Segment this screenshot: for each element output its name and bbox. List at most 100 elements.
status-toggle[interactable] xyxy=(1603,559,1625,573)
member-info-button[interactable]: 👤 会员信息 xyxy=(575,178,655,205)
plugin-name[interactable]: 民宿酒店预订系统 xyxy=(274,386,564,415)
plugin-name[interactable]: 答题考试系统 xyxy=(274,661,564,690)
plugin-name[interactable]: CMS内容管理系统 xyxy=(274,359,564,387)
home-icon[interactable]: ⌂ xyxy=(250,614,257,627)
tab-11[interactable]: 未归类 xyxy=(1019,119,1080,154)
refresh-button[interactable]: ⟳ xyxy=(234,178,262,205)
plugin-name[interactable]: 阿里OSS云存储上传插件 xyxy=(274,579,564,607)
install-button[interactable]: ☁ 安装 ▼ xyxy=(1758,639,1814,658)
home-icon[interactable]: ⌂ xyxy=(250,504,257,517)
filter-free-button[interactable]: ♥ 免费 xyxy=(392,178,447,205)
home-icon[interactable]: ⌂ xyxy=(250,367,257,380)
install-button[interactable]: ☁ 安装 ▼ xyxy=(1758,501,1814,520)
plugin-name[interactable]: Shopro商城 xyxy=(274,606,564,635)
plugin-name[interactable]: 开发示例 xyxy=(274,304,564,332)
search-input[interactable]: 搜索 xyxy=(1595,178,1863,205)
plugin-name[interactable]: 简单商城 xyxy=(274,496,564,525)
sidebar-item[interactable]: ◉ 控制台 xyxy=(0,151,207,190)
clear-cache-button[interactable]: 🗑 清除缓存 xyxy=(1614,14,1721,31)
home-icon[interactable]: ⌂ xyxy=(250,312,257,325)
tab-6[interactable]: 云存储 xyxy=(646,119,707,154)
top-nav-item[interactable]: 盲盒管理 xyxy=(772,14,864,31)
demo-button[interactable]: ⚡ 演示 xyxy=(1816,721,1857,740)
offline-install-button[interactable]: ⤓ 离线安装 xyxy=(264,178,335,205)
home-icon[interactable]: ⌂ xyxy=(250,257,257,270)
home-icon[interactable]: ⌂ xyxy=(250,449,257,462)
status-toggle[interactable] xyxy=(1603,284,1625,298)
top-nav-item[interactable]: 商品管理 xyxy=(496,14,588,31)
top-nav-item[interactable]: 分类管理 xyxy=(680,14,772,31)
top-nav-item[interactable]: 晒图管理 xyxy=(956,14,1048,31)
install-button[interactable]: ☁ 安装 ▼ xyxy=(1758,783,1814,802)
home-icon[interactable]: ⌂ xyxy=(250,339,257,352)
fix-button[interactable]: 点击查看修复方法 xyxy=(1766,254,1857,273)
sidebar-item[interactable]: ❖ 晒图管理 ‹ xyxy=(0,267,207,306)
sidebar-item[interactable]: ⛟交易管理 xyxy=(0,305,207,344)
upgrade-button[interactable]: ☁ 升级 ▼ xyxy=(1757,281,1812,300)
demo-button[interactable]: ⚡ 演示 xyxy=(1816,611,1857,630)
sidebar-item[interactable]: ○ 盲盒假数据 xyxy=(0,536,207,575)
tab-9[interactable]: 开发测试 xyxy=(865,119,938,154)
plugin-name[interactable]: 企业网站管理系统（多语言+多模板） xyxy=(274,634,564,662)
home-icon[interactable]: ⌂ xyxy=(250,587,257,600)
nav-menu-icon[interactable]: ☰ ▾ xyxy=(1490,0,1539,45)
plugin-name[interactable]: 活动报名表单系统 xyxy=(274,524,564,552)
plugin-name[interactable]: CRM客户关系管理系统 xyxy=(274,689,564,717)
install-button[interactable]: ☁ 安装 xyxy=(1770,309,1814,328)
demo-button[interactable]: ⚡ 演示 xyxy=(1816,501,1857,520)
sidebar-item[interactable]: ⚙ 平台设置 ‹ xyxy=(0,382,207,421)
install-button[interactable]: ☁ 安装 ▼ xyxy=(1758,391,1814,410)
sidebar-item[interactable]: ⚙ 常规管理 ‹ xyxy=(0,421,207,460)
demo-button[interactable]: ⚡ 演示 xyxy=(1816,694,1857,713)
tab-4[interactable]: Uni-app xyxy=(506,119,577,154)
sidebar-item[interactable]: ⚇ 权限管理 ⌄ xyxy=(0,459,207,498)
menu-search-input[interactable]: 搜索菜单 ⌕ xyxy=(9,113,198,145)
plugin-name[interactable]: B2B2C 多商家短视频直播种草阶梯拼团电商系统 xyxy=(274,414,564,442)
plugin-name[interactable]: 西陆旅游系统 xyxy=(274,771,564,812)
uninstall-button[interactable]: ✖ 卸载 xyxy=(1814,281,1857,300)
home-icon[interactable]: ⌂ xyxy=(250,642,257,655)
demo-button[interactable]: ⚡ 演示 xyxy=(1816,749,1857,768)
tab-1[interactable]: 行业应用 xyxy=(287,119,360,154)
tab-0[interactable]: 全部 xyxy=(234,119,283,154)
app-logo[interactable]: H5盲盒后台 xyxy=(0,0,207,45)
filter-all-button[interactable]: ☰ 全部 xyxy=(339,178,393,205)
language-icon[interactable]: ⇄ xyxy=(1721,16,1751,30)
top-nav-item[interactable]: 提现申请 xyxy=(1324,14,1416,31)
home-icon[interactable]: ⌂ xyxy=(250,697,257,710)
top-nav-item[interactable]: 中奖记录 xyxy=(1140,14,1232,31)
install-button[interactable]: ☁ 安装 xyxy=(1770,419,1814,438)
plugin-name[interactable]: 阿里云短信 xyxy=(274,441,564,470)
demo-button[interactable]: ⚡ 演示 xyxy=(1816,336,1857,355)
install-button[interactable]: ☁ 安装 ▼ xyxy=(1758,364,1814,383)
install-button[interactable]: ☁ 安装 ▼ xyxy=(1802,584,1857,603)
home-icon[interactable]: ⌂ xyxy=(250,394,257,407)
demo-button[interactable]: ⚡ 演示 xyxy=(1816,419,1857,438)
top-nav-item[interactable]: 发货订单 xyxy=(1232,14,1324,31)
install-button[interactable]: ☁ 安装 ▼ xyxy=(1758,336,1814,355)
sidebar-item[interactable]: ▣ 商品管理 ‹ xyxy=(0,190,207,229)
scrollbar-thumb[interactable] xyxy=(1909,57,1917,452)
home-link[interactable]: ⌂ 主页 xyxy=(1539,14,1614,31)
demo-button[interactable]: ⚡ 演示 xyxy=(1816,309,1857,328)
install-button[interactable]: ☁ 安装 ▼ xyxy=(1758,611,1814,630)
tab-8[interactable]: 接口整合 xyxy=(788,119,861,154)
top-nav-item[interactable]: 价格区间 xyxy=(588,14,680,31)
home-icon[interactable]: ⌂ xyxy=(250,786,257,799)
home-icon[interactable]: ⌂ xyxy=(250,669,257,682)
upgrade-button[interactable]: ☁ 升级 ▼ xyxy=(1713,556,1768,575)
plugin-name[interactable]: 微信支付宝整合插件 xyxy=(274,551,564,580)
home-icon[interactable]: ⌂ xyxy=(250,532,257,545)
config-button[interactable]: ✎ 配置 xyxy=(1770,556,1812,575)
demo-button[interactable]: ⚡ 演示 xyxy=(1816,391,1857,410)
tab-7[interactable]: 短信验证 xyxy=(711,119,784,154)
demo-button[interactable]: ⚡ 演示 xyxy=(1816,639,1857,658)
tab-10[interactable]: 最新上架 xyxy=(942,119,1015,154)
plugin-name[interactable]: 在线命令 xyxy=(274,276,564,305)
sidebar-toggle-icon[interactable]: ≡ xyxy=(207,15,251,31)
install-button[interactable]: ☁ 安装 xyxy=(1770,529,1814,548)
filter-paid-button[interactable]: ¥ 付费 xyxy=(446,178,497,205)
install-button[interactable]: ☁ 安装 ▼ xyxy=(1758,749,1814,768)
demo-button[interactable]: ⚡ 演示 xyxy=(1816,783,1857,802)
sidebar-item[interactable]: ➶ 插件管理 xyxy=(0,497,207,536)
+ + +
▶ WRITTEN EXERCISE
Please format the records above, from their first line through the line containing "demo-button[interactable]: ⚡ 演示 xyxy=(1816,611,1857,630)", as a Markdown table with two columns, Row and Line. Skip any blank lines.

▶ EXPECTED OUTPUT
| Row | Line |
|---|---|
| 1 | Segment this screenshot: for each element output its name and bbox. List at most 100 elements. |
| 2 | status-toggle[interactable] xyxy=(1603,559,1625,573) |
| 3 | member-info-button[interactable]: 👤 会员信息 xyxy=(575,178,655,205) |
| 4 | plugin-name[interactable]: 民宿酒店预订系统 xyxy=(274,386,564,415) |
| 5 | plugin-name[interactable]: 答题考试系统 xyxy=(274,661,564,690) |
| 6 | plugin-name[interactable]: CMS内容管理系统 xyxy=(274,359,564,387) |
| 7 | home-icon[interactable]: ⌂ xyxy=(250,614,257,627) |
| 8 | tab-11[interactable]: 未归类 xyxy=(1019,119,1080,154) |
| 9 | refresh-button[interactable]: ⟳ xyxy=(234,178,262,205) |
| 10 | plugin-name[interactable]: 阿里OSS云存储上传插件 xyxy=(274,579,564,607) |
| 11 | install-button[interactable]: ☁ 安装 ▼ xyxy=(1758,639,1814,658) |
| 12 | home-icon[interactable]: ⌂ xyxy=(250,504,257,517) |
| 13 | filter-free-button[interactable]: ♥ 免费 xyxy=(392,178,447,205) |
| 14 | home-icon[interactable]: ⌂ xyxy=(250,367,257,380) |
| 15 | install-button[interactable]: ☁ 安装 ▼ xyxy=(1758,501,1814,520) |
| 16 | plugin-name[interactable]: Shopro商城 xyxy=(274,606,564,635) |
| 17 | plugin-name[interactable]: 开发示例 xyxy=(274,304,564,332) |
| 18 | search-input[interactable]: 搜索 xyxy=(1595,178,1863,205) |
| 19 | plugin-name[interactable]: 简单商城 xyxy=(274,496,564,525) |
| 20 | sidebar-item[interactable]: ◉ 控制台 xyxy=(0,151,207,190) |
| 21 | clear-cache-button[interactable]: 🗑 清除缓存 xyxy=(1614,14,1721,31) |
| 22 | home-icon[interactable]: ⌂ xyxy=(250,312,257,325) |
| 23 | tab-6[interactable]: 云存储 xyxy=(646,119,707,154) |
| 24 | top-nav-item[interactable]: 盲盒管理 xyxy=(772,14,864,31) |
| 25 | demo-button[interactable]: ⚡ 演示 xyxy=(1816,721,1857,740) |
| 26 | offline-install-button[interactable]: ⤓ 离线安装 xyxy=(264,178,335,205) |
| 27 | home-icon[interactable]: ⌂ xyxy=(250,257,257,270) |
| 28 | home-icon[interactable]: ⌂ xyxy=(250,449,257,462) |
| 29 | status-toggle[interactable] xyxy=(1603,284,1625,298) |
| 30 | top-nav-item[interactable]: 商品管理 xyxy=(496,14,588,31) |
| 31 | top-nav-item[interactable]: 分类管理 xyxy=(680,14,772,31) |
| 32 | top-nav-item[interactable]: 晒图管理 xyxy=(956,14,1048,31) |
| 33 | install-button[interactable]: ☁ 安装 ▼ xyxy=(1758,783,1814,802) |
| 34 | home-icon[interactable]: ⌂ xyxy=(250,339,257,352) |
| 35 | fix-button[interactable]: 点击查看修复方法 xyxy=(1766,254,1857,273) |
| 36 | sidebar-item[interactable]: ❖ 晒图管理 ‹ xyxy=(0,267,207,306) |
| 37 | sidebar-item[interactable]: ⛟交易管理 xyxy=(0,305,207,344) |
| 38 | upgrade-button[interactable]: ☁ 升级 ▼ xyxy=(1757,281,1812,300) |
| 39 | demo-button[interactable]: ⚡ 演示 xyxy=(1816,611,1857,630) |